■ PROBLEM REQUIREMENTS
Take each line containing the word "title" and copy it.

[Records about charts and figures]

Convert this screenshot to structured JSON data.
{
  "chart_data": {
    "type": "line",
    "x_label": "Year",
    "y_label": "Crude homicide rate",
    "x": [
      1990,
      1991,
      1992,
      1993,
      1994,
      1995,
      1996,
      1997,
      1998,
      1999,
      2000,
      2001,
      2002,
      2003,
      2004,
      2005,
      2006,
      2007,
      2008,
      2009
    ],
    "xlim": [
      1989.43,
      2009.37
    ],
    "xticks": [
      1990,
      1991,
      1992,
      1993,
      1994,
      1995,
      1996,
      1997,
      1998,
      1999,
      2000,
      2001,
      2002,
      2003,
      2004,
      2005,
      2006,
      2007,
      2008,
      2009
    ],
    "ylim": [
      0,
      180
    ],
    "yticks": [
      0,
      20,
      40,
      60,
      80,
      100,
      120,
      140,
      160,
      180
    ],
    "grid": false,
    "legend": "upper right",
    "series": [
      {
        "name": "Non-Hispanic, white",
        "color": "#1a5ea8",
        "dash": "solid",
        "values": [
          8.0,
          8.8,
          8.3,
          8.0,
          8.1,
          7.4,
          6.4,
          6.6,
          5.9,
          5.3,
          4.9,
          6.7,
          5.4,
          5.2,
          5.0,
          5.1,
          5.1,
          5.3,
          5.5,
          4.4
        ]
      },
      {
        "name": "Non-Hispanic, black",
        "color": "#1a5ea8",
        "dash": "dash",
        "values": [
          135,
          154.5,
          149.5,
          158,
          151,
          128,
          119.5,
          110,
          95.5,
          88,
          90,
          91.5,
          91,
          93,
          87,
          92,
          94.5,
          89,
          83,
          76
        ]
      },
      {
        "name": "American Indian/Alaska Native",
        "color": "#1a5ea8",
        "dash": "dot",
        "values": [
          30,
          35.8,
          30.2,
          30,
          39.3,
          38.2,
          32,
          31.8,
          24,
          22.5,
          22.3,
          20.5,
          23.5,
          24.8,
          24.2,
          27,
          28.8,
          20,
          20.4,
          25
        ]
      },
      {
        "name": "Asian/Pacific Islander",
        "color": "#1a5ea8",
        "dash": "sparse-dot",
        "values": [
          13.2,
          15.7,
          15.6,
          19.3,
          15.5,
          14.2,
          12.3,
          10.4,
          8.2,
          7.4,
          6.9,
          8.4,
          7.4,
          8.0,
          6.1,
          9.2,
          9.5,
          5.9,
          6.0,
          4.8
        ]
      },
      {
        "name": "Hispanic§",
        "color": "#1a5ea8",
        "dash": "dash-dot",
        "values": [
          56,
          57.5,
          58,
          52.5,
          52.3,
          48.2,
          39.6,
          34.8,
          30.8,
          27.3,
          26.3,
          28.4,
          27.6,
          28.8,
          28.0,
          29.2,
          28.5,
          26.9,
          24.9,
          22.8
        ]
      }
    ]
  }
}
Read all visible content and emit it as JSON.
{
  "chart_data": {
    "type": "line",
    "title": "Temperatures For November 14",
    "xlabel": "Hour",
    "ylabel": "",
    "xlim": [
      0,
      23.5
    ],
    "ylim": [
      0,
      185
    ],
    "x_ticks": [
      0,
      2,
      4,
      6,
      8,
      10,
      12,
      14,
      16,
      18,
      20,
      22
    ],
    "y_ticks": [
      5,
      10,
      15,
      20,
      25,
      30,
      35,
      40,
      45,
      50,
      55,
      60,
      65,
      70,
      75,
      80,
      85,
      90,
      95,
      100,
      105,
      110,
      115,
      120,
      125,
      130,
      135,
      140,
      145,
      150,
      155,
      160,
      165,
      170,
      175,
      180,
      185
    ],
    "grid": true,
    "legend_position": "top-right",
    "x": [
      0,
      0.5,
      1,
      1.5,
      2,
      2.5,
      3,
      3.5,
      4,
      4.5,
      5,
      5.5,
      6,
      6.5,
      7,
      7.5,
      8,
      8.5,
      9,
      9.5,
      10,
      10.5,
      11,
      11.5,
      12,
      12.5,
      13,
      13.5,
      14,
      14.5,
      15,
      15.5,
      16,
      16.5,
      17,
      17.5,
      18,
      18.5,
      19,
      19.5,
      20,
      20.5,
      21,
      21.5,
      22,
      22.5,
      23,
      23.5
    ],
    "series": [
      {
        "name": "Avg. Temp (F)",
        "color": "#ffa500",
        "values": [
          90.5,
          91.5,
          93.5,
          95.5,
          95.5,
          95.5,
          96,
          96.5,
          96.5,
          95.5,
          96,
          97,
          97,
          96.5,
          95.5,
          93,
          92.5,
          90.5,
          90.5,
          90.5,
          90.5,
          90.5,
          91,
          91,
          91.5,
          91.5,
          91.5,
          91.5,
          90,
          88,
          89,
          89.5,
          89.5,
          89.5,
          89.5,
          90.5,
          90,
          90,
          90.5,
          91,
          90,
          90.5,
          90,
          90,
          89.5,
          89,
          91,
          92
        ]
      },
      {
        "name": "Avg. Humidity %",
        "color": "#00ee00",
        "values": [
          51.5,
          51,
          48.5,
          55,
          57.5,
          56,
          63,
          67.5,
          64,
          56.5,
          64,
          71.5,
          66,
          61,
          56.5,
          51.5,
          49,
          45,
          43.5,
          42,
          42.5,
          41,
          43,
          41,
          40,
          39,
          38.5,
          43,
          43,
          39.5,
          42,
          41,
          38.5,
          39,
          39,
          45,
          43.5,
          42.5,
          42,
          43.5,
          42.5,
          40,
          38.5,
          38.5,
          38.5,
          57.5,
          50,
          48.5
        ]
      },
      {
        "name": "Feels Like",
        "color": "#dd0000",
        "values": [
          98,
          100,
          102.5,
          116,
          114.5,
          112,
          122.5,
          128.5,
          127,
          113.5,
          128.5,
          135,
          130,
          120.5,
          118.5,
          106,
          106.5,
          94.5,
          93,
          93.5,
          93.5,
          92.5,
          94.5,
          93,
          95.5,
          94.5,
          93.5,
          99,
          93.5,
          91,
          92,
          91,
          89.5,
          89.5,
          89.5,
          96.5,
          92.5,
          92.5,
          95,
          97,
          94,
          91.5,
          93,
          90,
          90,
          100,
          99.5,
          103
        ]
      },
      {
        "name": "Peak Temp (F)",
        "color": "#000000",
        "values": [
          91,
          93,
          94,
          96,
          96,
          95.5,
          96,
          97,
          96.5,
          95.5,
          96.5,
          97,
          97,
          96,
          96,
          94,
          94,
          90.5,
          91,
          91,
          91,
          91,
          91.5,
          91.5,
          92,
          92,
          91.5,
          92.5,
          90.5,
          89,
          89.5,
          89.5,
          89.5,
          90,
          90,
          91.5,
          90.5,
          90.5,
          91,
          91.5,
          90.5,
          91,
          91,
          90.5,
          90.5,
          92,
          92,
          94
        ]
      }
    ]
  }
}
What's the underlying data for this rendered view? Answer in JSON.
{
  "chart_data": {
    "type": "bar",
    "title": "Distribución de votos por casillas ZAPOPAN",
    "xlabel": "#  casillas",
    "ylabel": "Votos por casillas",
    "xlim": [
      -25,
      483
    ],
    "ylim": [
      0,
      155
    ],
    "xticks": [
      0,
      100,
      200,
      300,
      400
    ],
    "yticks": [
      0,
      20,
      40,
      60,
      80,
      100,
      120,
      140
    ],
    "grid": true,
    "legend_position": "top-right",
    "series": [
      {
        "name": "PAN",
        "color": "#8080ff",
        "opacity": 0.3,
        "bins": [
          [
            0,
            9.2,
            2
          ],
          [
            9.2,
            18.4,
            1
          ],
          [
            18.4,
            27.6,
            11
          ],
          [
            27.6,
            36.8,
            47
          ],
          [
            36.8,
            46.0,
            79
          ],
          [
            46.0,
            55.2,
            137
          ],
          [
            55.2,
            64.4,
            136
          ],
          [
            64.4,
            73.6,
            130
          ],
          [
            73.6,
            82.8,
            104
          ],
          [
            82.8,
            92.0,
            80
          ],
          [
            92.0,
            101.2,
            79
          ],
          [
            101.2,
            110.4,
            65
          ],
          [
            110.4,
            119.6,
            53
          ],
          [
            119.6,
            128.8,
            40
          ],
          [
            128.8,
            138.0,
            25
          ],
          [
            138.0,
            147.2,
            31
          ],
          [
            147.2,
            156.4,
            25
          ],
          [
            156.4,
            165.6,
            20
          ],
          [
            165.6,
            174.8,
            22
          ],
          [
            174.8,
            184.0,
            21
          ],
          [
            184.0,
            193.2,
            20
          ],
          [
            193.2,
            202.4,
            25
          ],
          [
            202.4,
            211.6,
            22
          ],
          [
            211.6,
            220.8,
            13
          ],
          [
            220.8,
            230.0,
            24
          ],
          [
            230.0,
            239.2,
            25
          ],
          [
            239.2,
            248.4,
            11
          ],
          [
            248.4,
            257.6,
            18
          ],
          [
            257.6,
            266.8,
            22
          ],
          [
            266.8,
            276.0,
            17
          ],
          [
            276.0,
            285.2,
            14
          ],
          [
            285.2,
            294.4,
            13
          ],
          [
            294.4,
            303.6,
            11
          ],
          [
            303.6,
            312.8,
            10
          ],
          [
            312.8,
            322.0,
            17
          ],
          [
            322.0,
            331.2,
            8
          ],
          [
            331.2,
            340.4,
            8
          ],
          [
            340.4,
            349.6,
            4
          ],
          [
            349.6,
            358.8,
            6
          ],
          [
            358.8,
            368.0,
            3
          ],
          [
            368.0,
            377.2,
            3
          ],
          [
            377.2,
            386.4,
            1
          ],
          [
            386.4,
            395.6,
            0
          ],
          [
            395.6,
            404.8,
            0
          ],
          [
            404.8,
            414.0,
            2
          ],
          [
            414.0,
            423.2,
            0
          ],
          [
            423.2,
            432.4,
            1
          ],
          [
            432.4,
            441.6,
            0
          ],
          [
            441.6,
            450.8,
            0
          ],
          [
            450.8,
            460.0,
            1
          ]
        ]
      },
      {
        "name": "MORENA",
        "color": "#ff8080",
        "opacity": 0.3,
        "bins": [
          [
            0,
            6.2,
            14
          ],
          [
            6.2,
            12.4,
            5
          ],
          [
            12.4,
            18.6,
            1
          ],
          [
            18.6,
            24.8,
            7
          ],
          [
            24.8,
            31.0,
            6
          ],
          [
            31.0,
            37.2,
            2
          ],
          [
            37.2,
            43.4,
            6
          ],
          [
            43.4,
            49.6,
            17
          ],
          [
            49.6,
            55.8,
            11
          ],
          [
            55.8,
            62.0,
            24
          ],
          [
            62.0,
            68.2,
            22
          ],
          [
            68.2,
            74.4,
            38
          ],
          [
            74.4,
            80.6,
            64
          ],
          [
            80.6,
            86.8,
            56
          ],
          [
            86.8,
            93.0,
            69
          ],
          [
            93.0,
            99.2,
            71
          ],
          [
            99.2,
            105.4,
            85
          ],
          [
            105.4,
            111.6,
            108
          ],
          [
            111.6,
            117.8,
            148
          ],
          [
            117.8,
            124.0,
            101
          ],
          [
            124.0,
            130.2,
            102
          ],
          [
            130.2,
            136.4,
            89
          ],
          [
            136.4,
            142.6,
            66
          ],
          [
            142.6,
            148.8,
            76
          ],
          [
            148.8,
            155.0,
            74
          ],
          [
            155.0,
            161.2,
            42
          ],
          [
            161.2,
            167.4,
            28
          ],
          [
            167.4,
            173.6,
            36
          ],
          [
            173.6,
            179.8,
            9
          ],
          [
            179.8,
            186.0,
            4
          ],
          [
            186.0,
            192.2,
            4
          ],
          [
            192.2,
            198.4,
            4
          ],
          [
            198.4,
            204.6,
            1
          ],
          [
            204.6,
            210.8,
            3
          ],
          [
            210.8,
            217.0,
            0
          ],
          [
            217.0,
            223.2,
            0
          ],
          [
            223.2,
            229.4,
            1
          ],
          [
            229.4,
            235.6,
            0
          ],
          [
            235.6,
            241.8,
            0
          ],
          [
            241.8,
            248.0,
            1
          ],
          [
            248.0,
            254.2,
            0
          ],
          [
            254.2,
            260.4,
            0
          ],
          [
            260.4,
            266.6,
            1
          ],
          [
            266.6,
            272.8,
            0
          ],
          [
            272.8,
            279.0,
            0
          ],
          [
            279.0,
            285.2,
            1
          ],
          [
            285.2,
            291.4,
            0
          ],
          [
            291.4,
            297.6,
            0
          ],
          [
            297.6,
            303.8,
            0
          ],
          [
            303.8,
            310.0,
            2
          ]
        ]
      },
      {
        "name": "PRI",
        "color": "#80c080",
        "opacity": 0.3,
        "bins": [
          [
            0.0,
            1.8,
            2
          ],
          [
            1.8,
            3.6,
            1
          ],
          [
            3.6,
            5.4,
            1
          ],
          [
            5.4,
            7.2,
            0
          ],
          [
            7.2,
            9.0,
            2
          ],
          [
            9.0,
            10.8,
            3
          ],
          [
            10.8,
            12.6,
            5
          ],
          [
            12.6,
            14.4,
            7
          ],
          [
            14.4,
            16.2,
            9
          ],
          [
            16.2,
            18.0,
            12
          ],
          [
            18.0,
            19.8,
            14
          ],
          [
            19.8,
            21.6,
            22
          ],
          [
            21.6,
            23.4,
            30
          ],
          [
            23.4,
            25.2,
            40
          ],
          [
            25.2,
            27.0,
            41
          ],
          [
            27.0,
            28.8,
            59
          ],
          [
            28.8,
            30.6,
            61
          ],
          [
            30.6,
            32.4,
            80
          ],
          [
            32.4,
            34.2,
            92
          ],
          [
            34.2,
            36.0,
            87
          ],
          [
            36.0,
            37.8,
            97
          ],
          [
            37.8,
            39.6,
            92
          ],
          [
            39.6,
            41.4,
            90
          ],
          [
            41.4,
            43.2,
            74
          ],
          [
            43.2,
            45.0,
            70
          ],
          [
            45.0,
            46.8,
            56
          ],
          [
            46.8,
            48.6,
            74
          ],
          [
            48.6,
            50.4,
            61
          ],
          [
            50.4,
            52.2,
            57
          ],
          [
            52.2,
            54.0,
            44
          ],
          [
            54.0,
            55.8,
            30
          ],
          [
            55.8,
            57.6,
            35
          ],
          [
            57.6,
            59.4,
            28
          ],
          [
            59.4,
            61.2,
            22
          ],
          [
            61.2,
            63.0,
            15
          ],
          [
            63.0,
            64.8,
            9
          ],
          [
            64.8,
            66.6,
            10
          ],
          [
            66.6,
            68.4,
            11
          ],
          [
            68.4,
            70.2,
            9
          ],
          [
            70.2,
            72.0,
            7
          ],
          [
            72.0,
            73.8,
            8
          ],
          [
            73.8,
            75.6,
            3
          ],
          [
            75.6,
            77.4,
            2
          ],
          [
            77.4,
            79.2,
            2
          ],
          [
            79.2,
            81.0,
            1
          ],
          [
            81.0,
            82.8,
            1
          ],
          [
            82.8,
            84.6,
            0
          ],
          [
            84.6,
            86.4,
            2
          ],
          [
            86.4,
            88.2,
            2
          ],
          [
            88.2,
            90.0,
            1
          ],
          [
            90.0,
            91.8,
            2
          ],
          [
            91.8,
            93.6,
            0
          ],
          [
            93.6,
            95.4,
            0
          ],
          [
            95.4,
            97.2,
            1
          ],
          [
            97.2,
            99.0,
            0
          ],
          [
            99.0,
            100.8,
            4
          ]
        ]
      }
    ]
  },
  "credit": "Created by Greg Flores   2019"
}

■ OUTPUT OF THE EXERCISE
    "title": "Temperatures For November 14",
    "title": "Distribución de votos por casillas ZAPOPAN",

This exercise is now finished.